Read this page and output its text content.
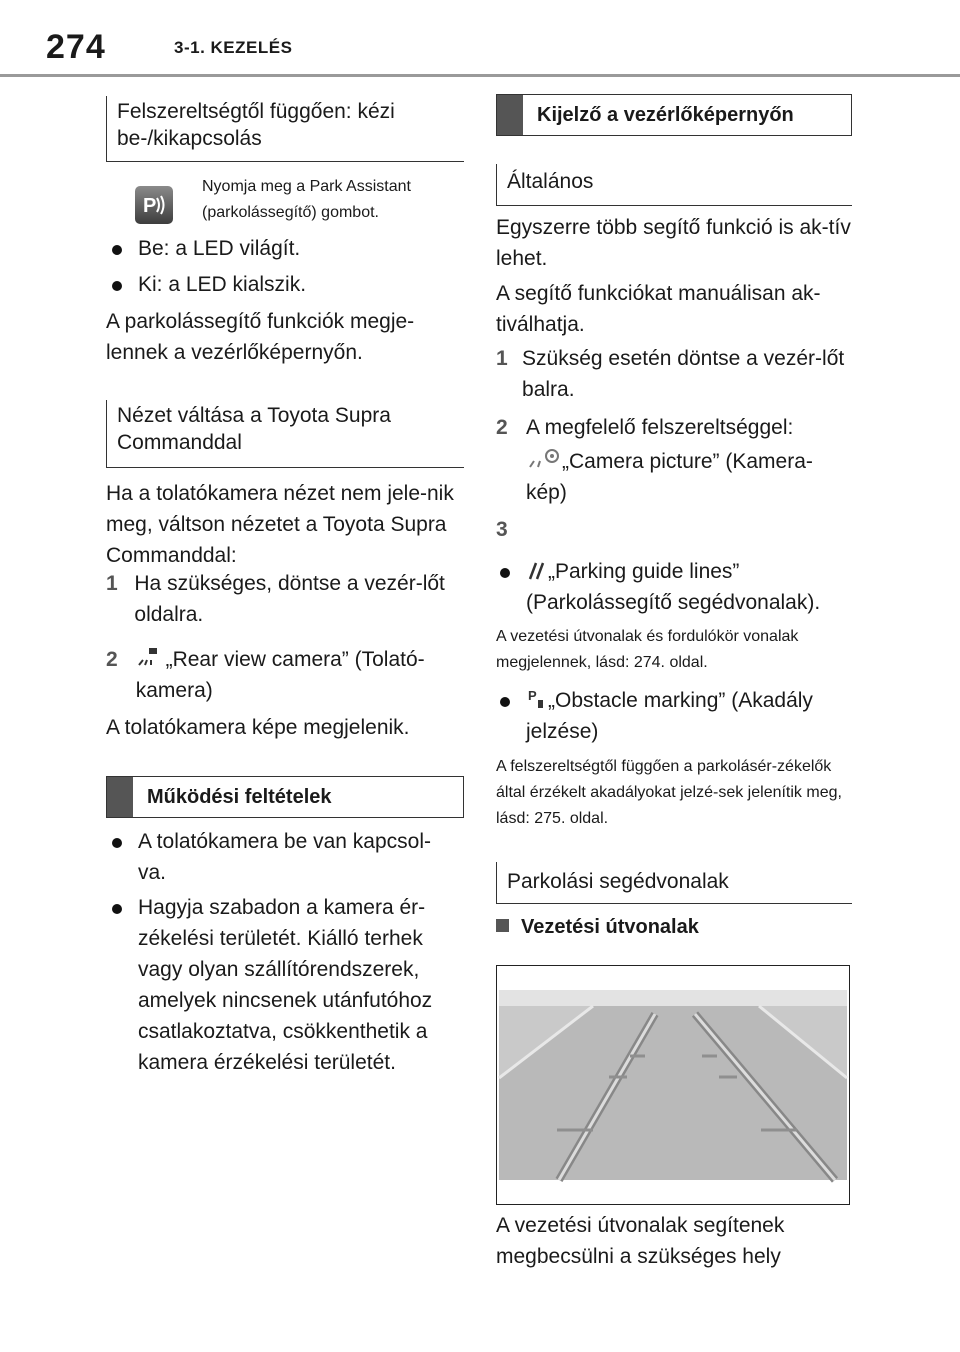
274	3-1. KEZELÉS
Felszereltségtől függően: kézi be-/kikapcsolás
P
Nyomja meg a Park Assistant (parkolássegítő) gombot.
Be: a LED világít.
Ki: a LED kialszik.
A parkolássegítő funkciók megje-lennek a vezérlőképernyőn.
Nézet váltása a Toyota Supra Commanddal
Ha a tolatókamera nézet nem jele-nik meg, váltson nézetet a Toyota Supra Commanddal:
1 Ha szükséges, döntse a vezér-lőt oldalra.
2	„Rear view camera” (Tolató-kamera)
A tolatókamera képe megjelenik.
Működési feltételek
A tolatókamera be van kapcsol-va.
Hagyja szabadon a kamera ér-zékelési területét. Kiálló terhek vagy olyan szállítórendszerek, amelyek nincsenek utánfutóhoz csatlakoztatva, csökkenthetik a kamera érzékelési területét.
Kijelző a vezérlőképernyőn
Általános
Egyszerre több segítő funkció is ak-tív lehet.
A segítő funkciókat manuálisan ak-tiválhatja.
1 Szükség esetén döntse a vezér-lőt balra.
2 A megfelelő felszereltséggel:
„Camera picture” (Kamera-kép)
3
„Parking guide lines” (Parkolássegítő segédvonalak).
A vezetési útvonalak és fordulókör vonalak megjelennek, lásd: 274. oldal.
P „Obstacle marking” (Akadály jelzése)
A felszereltségtől függően a parkolásér-zékelők által érzékelt akadályokat jelzé-sek jelenítik meg, lásd: 275. oldal.
Parkolási segédvonalak
Vezetési útvonalak
A vezetési útvonalak segítenek megbecsülni a szükséges hely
==========
Using the material above, set down every line exactly, but skip the pictures.

Read this page and output its text content.
274	3-1. KEZELÉS
Felszereltségtől függően: kézi be-/kikapcsolás
P
Nyomja meg a Park Assistant (parkolássegítő) gombot.
Be: a LED világít.
Ki: a LED kialszik.
A parkolássegítő funkciók megje-lennek a vezérlőképernyőn.
Nézet váltása a Toyota Supra Commanddal
Ha a tolatókamera nézet nem jele-nik meg, váltson nézetet a Toyota Supra Commanddal:
1 Ha szükséges, döntse a vezér-lőt oldalra.
2	„Rear view camera” (Tolató-kamera)
A tolatókamera képe megjelenik.
Működési feltételek
A tolatókamera be van kapcsol-va.
Hagyja szabadon a kamera ér-zékelési területét. Kiálló terhek vagy olyan szállítórendszerek, amelyek nincsenek utánfutóhoz csatlakoztatva, csökkenthetik a kamera érzékelési területét.
Kijelző a vezérlőképernyőn
Általános
Egyszerre több segítő funkció is ak-tív lehet.
A segítő funkciókat manuálisan ak-tiválhatja.
1 Szükség esetén döntse a vezér-lőt balra.
2 A megfelelő felszereltséggel:
„Camera picture” (Kamera-kép)
3
„Parking guide lines” (Parkolássegítő segédvonalak).
A vezetési útvonalak és fordulókör vonalak megjelennek, lásd: 274. oldal.
P „Obstacle marking” (Akadály jelzése)
A felszereltségtől függően a parkolásér-zékelők által érzékelt akadályokat jelzé-sek jelenítik meg, lásd: 275. oldal.
Parkolási segédvonalak
Vezetési útvonalak
A vezetési útvonalak segítenek megbecsülni a szükséges hely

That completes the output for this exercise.